Directions for this task – Copy whichever lines contain the string "multiple".

Records for this task –
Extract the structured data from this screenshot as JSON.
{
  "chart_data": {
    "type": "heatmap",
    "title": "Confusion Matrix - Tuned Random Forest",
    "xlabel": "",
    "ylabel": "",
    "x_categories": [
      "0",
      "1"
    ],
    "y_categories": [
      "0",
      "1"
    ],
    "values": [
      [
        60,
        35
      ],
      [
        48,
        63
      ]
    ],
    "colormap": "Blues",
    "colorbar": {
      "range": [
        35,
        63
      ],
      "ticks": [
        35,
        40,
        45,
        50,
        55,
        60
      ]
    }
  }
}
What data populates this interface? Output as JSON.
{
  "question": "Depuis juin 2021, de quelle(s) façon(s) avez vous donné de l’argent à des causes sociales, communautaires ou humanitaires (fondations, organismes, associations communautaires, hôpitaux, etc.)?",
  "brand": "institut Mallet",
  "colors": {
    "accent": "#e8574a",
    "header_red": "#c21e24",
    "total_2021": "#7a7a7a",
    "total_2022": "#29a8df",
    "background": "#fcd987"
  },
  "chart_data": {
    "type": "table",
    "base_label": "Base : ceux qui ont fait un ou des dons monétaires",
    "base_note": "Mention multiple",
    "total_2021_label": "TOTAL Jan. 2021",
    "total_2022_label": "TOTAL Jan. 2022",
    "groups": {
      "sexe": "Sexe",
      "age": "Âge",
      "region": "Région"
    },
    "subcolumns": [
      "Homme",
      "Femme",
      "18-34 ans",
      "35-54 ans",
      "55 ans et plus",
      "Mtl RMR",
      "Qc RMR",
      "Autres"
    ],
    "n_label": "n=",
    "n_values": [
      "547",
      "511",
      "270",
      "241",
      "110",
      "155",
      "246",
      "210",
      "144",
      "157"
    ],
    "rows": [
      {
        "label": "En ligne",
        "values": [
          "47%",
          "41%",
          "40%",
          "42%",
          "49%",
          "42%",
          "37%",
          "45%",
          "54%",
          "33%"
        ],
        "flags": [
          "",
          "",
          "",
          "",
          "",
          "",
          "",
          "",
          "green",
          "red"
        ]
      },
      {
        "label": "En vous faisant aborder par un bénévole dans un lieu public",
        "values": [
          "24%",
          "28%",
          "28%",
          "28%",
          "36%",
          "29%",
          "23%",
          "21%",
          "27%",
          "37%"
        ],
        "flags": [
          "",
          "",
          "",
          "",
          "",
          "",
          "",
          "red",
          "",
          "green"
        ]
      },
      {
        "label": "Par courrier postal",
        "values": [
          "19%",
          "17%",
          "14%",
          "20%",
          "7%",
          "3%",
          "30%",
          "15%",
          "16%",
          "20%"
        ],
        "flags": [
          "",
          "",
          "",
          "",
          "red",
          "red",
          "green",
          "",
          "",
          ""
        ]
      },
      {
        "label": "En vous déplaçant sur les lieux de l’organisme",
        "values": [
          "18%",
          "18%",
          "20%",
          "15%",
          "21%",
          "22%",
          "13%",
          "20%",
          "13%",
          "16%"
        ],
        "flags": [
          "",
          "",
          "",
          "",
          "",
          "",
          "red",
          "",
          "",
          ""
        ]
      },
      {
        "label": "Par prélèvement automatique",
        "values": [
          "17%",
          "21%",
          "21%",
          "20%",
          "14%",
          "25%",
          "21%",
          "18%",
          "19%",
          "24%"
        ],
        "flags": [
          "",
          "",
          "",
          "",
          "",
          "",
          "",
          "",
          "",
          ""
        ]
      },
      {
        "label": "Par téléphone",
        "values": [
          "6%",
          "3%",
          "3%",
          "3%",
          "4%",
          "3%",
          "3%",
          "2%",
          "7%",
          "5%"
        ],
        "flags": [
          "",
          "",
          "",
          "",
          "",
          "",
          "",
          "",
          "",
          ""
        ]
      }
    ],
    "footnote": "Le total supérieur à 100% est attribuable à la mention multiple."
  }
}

Response to the exercise –
    "base_note": "Mention multiple",
    "footnote": "Le total supérieur à 100% est attribuable à la mention multiple."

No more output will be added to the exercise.